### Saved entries

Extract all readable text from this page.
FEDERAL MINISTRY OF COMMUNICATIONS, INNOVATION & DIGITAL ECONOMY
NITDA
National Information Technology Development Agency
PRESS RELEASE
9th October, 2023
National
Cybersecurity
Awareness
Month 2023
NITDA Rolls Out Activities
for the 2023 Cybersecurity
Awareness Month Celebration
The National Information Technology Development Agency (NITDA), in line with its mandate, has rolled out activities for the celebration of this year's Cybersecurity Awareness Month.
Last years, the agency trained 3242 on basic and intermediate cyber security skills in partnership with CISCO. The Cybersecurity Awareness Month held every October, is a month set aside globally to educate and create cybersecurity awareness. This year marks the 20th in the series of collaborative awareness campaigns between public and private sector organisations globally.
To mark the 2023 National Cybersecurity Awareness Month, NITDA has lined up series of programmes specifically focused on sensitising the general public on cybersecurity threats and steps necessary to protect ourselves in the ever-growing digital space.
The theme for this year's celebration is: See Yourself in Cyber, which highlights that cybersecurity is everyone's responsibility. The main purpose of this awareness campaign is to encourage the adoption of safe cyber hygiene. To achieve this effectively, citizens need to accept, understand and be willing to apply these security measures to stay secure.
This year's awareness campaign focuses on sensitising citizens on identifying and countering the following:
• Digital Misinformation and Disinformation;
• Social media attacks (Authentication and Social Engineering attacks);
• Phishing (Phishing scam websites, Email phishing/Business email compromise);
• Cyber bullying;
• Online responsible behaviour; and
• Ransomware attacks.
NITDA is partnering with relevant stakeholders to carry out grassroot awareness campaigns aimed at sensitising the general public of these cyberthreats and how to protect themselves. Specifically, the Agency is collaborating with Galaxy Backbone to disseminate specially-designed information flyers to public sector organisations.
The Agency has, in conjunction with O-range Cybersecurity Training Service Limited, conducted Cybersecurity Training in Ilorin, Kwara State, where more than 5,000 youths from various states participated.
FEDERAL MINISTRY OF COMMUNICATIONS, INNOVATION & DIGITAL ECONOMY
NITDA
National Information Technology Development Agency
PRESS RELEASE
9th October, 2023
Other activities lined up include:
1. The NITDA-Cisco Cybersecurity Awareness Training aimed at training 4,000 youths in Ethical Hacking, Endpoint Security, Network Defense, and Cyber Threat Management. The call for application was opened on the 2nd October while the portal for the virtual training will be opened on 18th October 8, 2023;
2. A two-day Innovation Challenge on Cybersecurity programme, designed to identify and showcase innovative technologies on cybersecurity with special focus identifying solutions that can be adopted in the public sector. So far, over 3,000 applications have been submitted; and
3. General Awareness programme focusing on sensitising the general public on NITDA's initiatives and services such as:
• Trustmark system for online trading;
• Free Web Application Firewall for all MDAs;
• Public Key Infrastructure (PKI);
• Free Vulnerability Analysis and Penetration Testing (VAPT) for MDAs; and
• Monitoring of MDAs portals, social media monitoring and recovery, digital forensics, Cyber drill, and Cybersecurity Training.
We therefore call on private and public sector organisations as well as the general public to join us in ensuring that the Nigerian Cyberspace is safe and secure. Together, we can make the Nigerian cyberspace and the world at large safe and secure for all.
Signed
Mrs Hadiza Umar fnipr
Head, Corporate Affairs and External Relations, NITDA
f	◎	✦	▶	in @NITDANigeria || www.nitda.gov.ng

### EXERCISE DESCRIPTION
Word for word, restate all of the data shown above.

### RESULT
Extract all readable text from this page.
FEDERAL MINISTRY OF COMMUNICATIONS, INNOVATION & DIGITAL ECONOMY
NITDA
National Information Technology Development Agency
PRESS RELEASE
9th October, 2023
National
Cybersecurity
Awareness
Month 2023
NITDA Rolls Out Activities
for the 2023 Cybersecurity
Awareness Month Celebration
The National Information Technology Development Agency (NITDA), in line with its mandate, has rolled out activities for the celebration of this year's Cybersecurity Awareness Month.
Last years, the agency trained 3242 on basic and intermediate cyber security skills in partnership with CISCO. The Cybersecurity Awareness Month held every October, is a month set aside globally to educate and create cybersecurity awareness. This year marks the 20th in the series of collaborative awareness campaigns between public and private sector organisations globally.
To mark the 2023 National Cybersecurity Awareness Month, NITDA has lined up series of programmes specifically focused on sensitising the general public on cybersecurity threats and steps necessary to protect ourselves in the ever-growing digital space.
The theme for this year's celebration is: See Yourself in Cyber, which highlights that cybersecurity is everyone's responsibility. The main purpose of this awareness campaign is to encourage the adoption of safe cyber hygiene. To achieve this effectively, citizens need to accept, understand and be willing to apply these security measures to stay secure.
This year's awareness campaign focuses on sensitising citizens on identifying and countering the following:
• Digital Misinformation and Disinformation;
• Social media attacks (Authentication and Social Engineering attacks);
• Phishing (Phishing scam websites, Email phishing/Business email compromise);
• Cyber bullying;
• Online responsible behaviour; and
• Ransomware attacks.
NITDA is partnering with relevant stakeholders to carry out grassroot awareness campaigns aimed at sensitising the general public of these cyberthreats and how to protect themselves. Specifically, the Agency is collaborating with Galaxy Backbone to disseminate specially-designed information flyers to public sector organisations.
The Agency has, in conjunction with O-range Cybersecurity Training Service Limited, conducted Cybersecurity Training in Ilorin, Kwara State, where more than 5,000 youths from various states participated.
FEDERAL MINISTRY OF COMMUNICATIONS, INNOVATION & DIGITAL ECONOMY
NITDA
National Information Technology Development Agency
PRESS RELEASE
9th October, 2023
Other activities lined up include:
1. The NITDA-Cisco Cybersecurity Awareness Training aimed at training 4,000 youths in Ethical Hacking, Endpoint Security, Network Defense, and Cyber Threat Management. The call for application was opened on the 2nd October while the portal for the virtual training will be opened on 18th October 8, 2023;
2. A two-day Innovation Challenge on Cybersecurity programme, designed to identify and showcase innovative technologies on cybersecurity with special focus identifying solutions that can be adopted in the public sector. So far, over 3,000 applications have been submitted; and
3. General Awareness programme focusing on sensitising the general public on NITDA's initiatives and services such as:
• Trustmark system for online trading;
• Free Web Application Firewall for all MDAs;
• Public Key Infrastructure (PKI);
• Free Vulnerability Analysis and Penetration Testing (VAPT) for MDAs; and
• Monitoring of MDAs portals, social media monitoring and recovery, digital forensics, Cyber drill, and Cybersecurity Training.
We therefore call on private and public sector organisations as well as the general public to join us in ensuring that the Nigerian Cyberspace is safe and secure. Together, we can make the Nigerian cyberspace and the world at large safe and secure for all.
Signed
Mrs Hadiza Umar fnipr
Head, Corporate Affairs and External Relations, NITDA
f	◎	✦	▶	in @NITDANigeria || www.nitda.gov.ng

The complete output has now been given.